*Given request*: Find the lines that hold the word "JSON" and return them.

*Raw records*:
# # # # #
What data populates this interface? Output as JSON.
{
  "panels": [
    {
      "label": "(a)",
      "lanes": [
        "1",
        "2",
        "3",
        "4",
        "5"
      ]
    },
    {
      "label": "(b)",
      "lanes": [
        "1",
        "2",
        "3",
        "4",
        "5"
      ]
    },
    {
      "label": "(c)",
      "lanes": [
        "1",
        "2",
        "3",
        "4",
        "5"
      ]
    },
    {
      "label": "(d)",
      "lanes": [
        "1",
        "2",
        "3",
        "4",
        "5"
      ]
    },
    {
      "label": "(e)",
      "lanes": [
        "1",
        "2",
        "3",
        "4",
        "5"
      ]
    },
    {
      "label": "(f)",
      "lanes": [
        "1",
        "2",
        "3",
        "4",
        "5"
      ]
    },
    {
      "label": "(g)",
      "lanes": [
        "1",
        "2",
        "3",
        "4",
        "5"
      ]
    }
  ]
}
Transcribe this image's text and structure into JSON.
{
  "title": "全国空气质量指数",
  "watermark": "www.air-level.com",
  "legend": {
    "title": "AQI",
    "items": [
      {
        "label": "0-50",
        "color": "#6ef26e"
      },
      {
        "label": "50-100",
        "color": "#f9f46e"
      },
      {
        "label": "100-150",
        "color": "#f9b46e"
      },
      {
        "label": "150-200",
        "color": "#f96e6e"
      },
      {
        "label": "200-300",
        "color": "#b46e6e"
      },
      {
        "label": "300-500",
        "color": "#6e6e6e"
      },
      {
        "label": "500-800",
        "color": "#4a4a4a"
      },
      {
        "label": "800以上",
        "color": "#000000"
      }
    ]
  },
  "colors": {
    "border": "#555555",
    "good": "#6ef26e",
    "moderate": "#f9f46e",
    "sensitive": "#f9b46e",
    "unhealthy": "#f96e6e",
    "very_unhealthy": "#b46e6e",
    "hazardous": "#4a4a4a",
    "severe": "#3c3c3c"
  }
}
# # # # #
*Answer to this task*:
What data populates this interface? Output as JSON.
Transcribe this image's text and structure into JSON.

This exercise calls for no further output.